__Exercise__
Find and return each line containing "increased".

(A run of records)

==*==

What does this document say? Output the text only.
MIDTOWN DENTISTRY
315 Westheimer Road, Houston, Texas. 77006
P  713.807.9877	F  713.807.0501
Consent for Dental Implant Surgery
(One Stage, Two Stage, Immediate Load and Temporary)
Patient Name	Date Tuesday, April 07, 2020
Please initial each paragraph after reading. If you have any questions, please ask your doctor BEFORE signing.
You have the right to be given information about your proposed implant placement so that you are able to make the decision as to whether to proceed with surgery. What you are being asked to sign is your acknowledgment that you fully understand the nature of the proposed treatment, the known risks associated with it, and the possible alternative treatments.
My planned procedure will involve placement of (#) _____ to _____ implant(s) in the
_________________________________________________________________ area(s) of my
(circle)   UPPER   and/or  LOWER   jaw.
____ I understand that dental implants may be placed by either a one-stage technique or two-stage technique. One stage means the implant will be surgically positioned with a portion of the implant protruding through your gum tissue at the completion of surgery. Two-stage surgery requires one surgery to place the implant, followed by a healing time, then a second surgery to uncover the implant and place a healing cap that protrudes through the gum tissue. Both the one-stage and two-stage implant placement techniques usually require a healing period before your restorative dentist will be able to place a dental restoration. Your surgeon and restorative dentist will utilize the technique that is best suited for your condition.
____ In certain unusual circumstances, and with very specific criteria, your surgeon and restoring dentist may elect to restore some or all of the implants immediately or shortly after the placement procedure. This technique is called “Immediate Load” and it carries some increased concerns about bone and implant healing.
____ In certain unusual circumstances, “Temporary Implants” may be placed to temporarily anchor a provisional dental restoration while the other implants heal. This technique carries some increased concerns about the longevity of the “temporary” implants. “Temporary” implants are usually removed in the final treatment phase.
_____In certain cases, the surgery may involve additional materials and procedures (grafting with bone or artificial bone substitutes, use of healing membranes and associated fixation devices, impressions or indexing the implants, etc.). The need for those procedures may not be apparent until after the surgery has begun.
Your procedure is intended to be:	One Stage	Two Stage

==*==

__Solved problem__
____ In certain unusual circumstances, and with very specific criteria, your surgeon and restoring dentist may elect to restore some or all of the implants immediately or shortly after the placement procedure. This technique is called “Immediate Load” and it carries some increased concerns about bone and implant healing.
____ In certain unusual circumstances, “Temporary Implants” may be placed to temporarily anchor a provisional dental restoration while the other implants heal. This technique carries some increased concerns about the longevity of the “temporary” implants. “Temporary” implants are usually removed in the final treatment phase.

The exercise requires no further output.